• _Task instructions_: Identify, in the records below, every line where the string "Thank" appears, and copy each such line.

• _Exercise materials_:
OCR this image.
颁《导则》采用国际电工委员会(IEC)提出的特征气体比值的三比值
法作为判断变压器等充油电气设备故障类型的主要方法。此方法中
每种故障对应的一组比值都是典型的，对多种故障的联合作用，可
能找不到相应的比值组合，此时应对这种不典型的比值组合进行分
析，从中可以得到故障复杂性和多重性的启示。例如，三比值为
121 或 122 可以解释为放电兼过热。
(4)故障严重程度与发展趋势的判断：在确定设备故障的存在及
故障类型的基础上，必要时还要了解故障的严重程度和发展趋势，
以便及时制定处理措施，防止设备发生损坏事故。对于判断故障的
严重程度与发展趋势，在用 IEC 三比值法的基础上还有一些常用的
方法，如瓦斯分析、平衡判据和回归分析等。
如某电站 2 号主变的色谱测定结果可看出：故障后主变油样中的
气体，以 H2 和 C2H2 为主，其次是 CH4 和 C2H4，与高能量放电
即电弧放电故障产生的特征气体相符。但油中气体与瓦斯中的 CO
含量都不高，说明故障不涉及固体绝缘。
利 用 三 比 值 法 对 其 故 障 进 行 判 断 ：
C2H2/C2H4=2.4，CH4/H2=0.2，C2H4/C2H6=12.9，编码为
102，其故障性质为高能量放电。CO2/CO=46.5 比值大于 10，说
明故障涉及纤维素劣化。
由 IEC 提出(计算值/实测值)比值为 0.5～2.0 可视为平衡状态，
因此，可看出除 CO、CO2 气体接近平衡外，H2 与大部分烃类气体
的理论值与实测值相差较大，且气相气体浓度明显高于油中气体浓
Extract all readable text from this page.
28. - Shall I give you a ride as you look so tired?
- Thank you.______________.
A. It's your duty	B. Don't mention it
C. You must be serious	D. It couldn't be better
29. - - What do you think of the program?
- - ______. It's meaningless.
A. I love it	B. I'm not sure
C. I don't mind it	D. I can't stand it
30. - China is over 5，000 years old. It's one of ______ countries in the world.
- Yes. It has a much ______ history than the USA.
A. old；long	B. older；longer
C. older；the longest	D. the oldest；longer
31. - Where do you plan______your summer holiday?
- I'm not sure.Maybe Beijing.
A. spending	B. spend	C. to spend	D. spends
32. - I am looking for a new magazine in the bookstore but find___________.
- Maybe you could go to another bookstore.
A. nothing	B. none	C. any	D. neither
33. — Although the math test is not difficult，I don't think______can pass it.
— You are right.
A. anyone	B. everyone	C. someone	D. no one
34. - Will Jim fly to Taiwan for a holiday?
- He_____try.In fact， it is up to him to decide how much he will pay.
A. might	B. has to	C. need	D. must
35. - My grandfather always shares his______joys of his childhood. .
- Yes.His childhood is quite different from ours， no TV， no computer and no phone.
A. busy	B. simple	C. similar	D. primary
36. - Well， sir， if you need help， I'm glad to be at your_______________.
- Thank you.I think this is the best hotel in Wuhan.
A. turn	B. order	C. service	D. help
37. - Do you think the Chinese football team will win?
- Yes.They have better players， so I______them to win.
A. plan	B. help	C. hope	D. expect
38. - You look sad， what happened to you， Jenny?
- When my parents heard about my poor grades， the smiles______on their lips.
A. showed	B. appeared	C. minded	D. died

• _Solution for this problem_:
- Thank you.______________.
- Thank you.I think this is the best hotel in Wuhan.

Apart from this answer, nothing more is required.